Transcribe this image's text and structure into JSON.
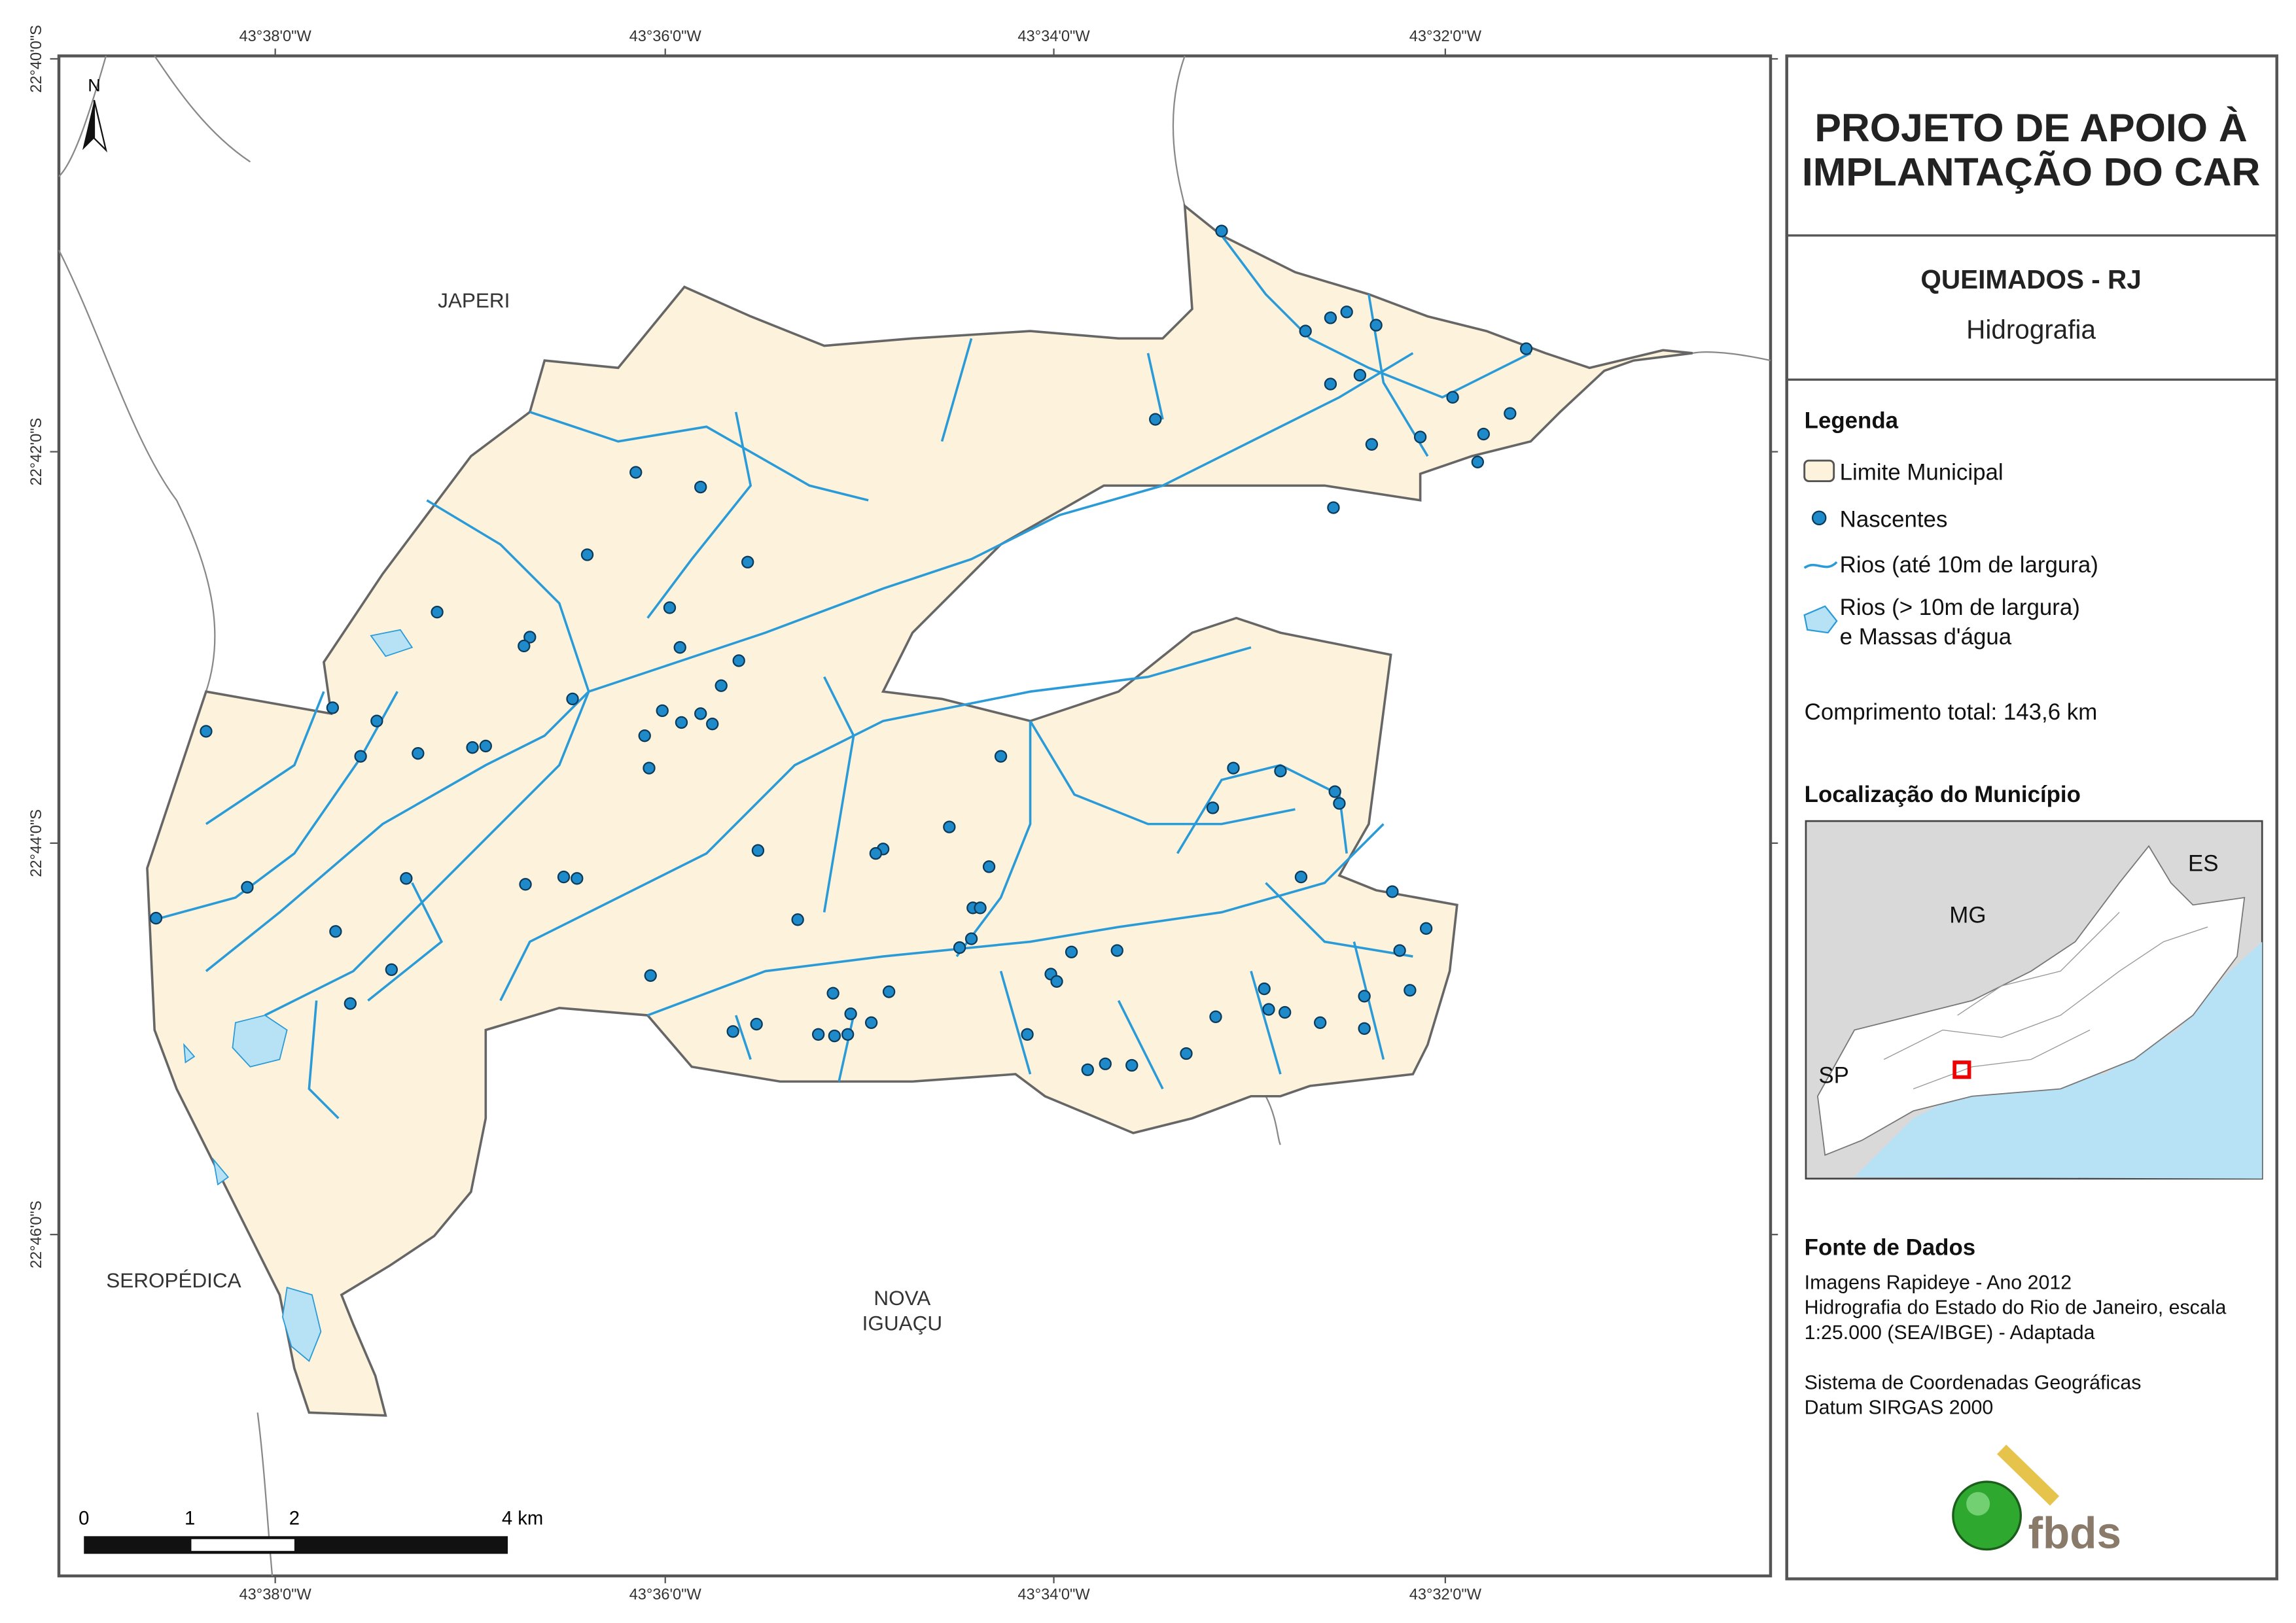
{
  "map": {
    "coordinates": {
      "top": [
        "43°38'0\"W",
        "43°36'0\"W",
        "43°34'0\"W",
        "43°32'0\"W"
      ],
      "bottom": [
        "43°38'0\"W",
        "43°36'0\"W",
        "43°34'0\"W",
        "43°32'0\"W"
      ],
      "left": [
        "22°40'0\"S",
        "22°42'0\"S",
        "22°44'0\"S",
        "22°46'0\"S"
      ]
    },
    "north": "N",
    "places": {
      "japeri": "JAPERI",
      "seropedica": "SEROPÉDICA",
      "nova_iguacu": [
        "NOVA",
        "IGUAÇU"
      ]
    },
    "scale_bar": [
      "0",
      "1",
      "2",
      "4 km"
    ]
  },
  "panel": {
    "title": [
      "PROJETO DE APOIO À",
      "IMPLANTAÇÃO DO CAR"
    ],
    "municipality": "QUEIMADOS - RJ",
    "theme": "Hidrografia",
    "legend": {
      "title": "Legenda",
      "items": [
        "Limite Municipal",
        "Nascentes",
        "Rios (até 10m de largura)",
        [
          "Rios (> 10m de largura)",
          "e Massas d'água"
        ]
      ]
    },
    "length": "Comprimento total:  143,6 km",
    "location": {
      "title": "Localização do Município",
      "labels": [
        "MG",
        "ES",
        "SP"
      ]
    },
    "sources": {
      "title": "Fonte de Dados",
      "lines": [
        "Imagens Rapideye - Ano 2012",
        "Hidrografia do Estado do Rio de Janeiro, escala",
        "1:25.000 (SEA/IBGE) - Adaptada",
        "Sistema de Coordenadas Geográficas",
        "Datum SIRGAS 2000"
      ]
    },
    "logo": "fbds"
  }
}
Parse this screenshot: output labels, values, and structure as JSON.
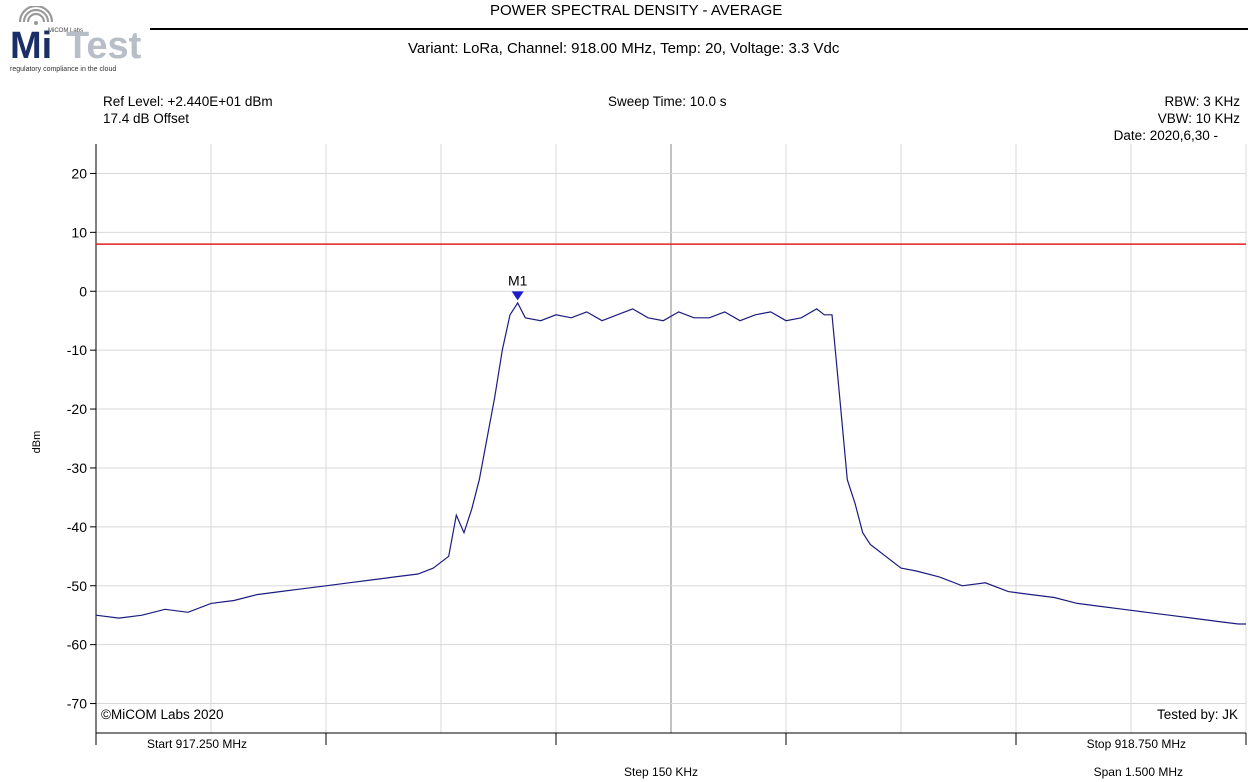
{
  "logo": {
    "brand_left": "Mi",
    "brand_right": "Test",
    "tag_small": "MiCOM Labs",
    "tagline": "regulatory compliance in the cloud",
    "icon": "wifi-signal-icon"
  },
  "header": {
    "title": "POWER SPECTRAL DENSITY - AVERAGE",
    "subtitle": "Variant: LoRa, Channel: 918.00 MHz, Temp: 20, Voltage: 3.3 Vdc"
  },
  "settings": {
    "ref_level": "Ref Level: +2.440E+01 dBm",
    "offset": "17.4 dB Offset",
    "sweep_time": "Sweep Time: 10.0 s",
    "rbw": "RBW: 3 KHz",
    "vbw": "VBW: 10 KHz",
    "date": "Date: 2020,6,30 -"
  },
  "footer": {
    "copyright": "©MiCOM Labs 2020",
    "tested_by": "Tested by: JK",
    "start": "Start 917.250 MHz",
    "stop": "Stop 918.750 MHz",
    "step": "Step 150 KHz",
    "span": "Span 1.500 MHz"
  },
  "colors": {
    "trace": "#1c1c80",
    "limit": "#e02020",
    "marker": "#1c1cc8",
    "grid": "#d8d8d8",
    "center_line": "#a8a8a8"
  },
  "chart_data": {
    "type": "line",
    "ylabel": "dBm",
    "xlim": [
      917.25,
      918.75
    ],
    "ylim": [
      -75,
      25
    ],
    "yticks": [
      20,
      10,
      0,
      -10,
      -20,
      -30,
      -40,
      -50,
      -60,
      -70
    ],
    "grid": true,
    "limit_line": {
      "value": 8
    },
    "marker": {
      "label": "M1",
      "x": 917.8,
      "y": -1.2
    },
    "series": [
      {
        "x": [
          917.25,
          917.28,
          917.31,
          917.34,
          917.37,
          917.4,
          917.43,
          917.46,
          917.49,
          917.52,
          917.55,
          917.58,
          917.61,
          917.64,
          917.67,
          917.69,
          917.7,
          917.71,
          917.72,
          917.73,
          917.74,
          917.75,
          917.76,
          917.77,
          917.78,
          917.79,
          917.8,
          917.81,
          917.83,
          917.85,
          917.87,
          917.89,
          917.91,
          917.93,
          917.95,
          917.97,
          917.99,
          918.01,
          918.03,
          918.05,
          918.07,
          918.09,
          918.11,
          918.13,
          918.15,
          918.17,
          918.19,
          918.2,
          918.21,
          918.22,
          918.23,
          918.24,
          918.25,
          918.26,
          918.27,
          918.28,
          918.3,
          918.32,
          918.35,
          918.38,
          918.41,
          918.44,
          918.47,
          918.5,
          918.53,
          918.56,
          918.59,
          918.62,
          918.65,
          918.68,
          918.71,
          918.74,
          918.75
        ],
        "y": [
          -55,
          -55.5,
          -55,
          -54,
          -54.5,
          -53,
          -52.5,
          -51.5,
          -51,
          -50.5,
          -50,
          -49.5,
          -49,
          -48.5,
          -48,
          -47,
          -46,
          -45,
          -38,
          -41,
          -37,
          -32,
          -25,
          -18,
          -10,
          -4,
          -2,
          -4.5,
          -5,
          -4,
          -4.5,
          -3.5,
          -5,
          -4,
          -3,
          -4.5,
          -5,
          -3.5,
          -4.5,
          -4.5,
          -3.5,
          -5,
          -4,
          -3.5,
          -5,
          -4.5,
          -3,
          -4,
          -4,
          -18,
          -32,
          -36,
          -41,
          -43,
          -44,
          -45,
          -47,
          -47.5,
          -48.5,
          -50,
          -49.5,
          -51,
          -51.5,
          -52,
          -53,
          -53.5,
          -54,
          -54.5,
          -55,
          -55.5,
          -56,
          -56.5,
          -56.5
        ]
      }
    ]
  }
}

● ● ●

▶ _Work to do_
Quote every line of the records above exactly; no picture is to be copied.

▶ _Response to the task_
Transcribe this image's text and structure into JSON.
{
  "map": {
    "coordinates": {
      "top": [
        "43°38'0\"W",
        "43°36'0\"W",
        "43°34'0\"W",
        "43°32'0\"W"
      ],
      "bottom": [
        "43°38'0\"W",
        "43°36'0\"W",
        "43°34'0\"W",
        "43°32'0\"W"
      ],
      "left": [
        "22°40'0\"S",
        "22°42'0\"S",
        "22°44'0\"S",
        "22°46'0\"S"
      ]
    },
    "north": "N",
    "places": {
      "japeri": "JAPERI",
      "seropedica": "SEROPÉDICA",
      "nova_iguacu": [
        "NOVA",
        "IGUAÇU"
      ]
    },
    "scale_bar": [
      "0",
      "1",
      "2",
      "4 km"
    ]
  },
  "panel": {
    "title": [
      "PROJETO DE APOIO À",
      "IMPLANTAÇÃO DO CAR"
    ],
    "municipality": "QUEIMADOS - RJ",
    "theme": "Hidrografia",
    "legend": {
      "title": "Legenda",
      "items": [
        "Limite Municipal",
        "Nascentes",
        "Rios (até 10m de largura)",
        [
          "Rios (> 10m de largura)",
          "e Massas d'água"
        ]
      ]
    },
    "length": "Comprimento total:  143,6 km",
    "location": {
      "title": "Localização do Município",
      "labels": [
        "MG",
        "ES",
        "SP"
      ]
    },
    "sources": {
      "title": "Fonte de Dados",
      "lines": [
        "Imagens Rapideye - Ano 2012",
        "Hidrografia do Estado do Rio de Janeiro, escala",
        "1:25.000 (SEA/IBGE) - Adaptada",
        "Sistema de Coordenadas Geográficas",
        "Datum SIRGAS 2000"
      ]
    },
    "logo": "fbds"
  }
}
Parse this screenshot: output labels, values, and structure as JSON.
{
  "logo": {
    "brand_left": "Mi",
    "brand_right": "Test",
    "tag_small": "MiCOM Labs",
    "tagline": "regulatory compliance in the cloud",
    "icon": "wifi-signal-icon"
  },
  "header": {
    "title": "POWER SPECTRAL DENSITY - AVERAGE",
    "subtitle": "Variant: LoRa, Channel: 918.00 MHz, Temp: 20, Voltage: 3.3 Vdc"
  },
  "settings": {
    "ref_level": "Ref Level: +2.440E+01 dBm",
    "offset": "17.4 dB Offset",
    "sweep_time": "Sweep Time: 10.0 s",
    "rbw": "RBW: 3 KHz",
    "vbw": "VBW: 10 KHz",
    "date": "Date: 2020,6,30 -"
  },
  "footer": {
    "copyright": "©MiCOM Labs 2020",
    "tested_by": "Tested by: JK",
    "start": "Start 917.250 MHz",
    "stop": "Stop 918.750 MHz",
    "step": "Step 150 KHz",
    "span": "Span 1.500 MHz"
  },
  "colors": {
    "trace": "#1c1c80",
    "limit": "#e02020",
    "marker": "#1c1cc8",
    "grid": "#d8d8d8",
    "center_line": "#a8a8a8"
  },
  "chart_data": {
    "type": "line",
    "ylabel": "dBm",
    "xlim": [
      917.25,
      918.75
    ],
    "ylim": [
      -75,
      25
    ],
    "yticks": [
      20,
      10,
      0,
      -10,
      -20,
      -30,
      -40,
      -50,
      -60,
      -70
    ],
    "grid": true,
    "limit_line": {
      "value": 8
    },
    "marker": {
      "label": "M1",
      "x": 917.8,
      "y": -1.2
    },
    "series": [
      {
        "x": [
          917.25,
          917.28,
          917.31,
          917.34,
          917.37,
          917.4,
          917.43,
          917.46,
          917.49,
          917.52,
          917.55,
          917.58,
          917.61,
          917.64,
          917.67,
          917.69,
          917.7,
          917.71,
          917.72,
          917.73,
          917.74,
          917.75,
          917.76,
          917.77,
          917.78,
          917.79,
          917.8,
          917.81,
          917.83,
          917.85,
          917.87,
          917.89,
          917.91,
          917.93,
          917.95,
          917.97,
          917.99,
          918.01,
          918.03,
          918.05,
          918.07,
          918.09,
          918.11,
          918.13,
          918.15,
          918.17,
          918.19,
          918.2,
          918.21,
          918.22,
          918.23,
          918.24,
          918.25,
          918.26,
          918.27,
          918.28,
          918.3,
          918.32,
          918.35,
          918.38,
          918.41,
          918.44,
          918.47,
          918.5,
          918.53,
          918.56,
          918.59,
          918.62,
          918.65,
          918.68,
          918.71,
          918.74,
          918.75
        ],
        "y": [
          -55,
          -55.5,
          -55,
          -54,
          -54.5,
          -53,
          -52.5,
          -51.5,
          -51,
          -50.5,
          -50,
          -49.5,
          -49,
          -48.5,
          -48,
          -47,
          -46,
          -45,
          -38,
          -41,
          -37,
          -32,
          -25,
          -18,
          -10,
          -4,
          -2,
          -4.5,
          -5,
          -4,
          -4.5,
          -3.5,
          -5,
          -4,
          -3,
          -4.5,
          -5,
          -3.5,
          -4.5,
          -4.5,
          -3.5,
          -5,
          -4,
          -3.5,
          -5,
          -4.5,
          -3,
          -4,
          -4,
          -18,
          -32,
          -36,
          -41,
          -43,
          -44,
          -45,
          -47,
          -47.5,
          -48.5,
          -50,
          -49.5,
          -51,
          -51.5,
          -52,
          -53,
          -53.5,
          -54,
          -54.5,
          -55,
          -55.5,
          -56,
          -56.5,
          -56.5
        ]
      }
    ]
  }
}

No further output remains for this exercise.